CHALLENGE -
Repeat all of the records verbatim.

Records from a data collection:
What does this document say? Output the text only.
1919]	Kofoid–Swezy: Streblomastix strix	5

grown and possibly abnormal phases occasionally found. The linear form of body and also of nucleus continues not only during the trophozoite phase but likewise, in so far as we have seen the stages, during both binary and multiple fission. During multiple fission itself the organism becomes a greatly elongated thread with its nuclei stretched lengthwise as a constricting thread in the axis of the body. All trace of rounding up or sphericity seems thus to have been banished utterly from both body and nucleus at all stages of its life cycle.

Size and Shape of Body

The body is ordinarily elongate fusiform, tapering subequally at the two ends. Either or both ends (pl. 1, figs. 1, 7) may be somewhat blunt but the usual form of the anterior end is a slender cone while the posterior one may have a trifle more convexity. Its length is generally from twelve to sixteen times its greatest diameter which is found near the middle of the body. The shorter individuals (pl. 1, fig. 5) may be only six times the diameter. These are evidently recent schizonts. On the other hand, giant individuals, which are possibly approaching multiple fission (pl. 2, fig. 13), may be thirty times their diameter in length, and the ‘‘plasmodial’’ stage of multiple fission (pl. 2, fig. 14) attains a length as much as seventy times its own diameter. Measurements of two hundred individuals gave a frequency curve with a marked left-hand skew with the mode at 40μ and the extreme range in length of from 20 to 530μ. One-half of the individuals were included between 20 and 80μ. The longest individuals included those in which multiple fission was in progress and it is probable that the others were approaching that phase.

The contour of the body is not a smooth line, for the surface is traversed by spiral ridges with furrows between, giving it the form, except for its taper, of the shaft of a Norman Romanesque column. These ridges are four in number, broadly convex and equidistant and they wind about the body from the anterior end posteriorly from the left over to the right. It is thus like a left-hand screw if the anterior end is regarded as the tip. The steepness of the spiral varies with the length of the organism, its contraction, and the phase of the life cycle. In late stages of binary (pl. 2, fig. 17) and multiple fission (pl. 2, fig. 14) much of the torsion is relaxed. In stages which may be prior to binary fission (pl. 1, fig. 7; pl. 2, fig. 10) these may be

TASK SOLUTION -
What does this document say? Output the text only.
1919]	Kofoid–Swezy: Streblomastix strix	5

grown and possibly abnormal phases occasionally found. The linear form of body and also of nucleus continues not only during the trophozoite phase but likewise, in so far as we have seen the stages, during both binary and multiple fission. During multiple fission itself the organism becomes a greatly elongated thread with its nuclei stretched lengthwise as a constricting thread in the axis of the body. All trace of rounding up or sphericity seems thus to have been banished utterly from both body and nucleus at all stages of its life cycle.

Size and Shape of Body

The body is ordinarily elongate fusiform, tapering subequally at the two ends. Either or both ends (pl. 1, figs. 1, 7) may be somewhat blunt but the usual form of the anterior end is a slender cone while the posterior one may have a trifle more convexity. Its length is generally from twelve to sixteen times its greatest diameter which is found near the middle of the body. The shorter individuals (pl. 1, fig. 5) may be only six times the diameter. These are evidently recent schizonts. On the other hand, giant individuals, which are possibly approaching multiple fission (pl. 2, fig. 13), may be thirty times their diameter in length, and the ‘‘plasmodial’’ stage of multiple fission (pl. 2, fig. 14) attains a length as much as seventy times its own diameter. Measurements of two hundred individuals gave a frequency curve with a marked left-hand skew with the mode at 40μ and the extreme range in length of from 20 to 530μ. One-half of the individuals were included between 20 and 80μ. The longest individuals included those in which multiple fission was in progress and it is probable that the others were approaching that phase.

The contour of the body is not a smooth line, for the surface is traversed by spiral ridges with furrows between, giving it the form, except for its taper, of the shaft of a Norman Romanesque column. These ridges are four in number, broadly convex and equidistant and they wind about the body from the anterior end posteriorly from the left over to the right. It is thus like a left-hand screw if the anterior end is regarded as the tip. The steepness of the spiral varies with the length of the organism, its contraction, and the phase of the life cycle. In late stages of binary (pl. 2, fig. 17) and multiple fission (pl. 2, fig. 14) much of the torsion is relaxed. In stages which may be prior to binary fission (pl. 1, fig. 7; pl. 2, fig. 10) these may be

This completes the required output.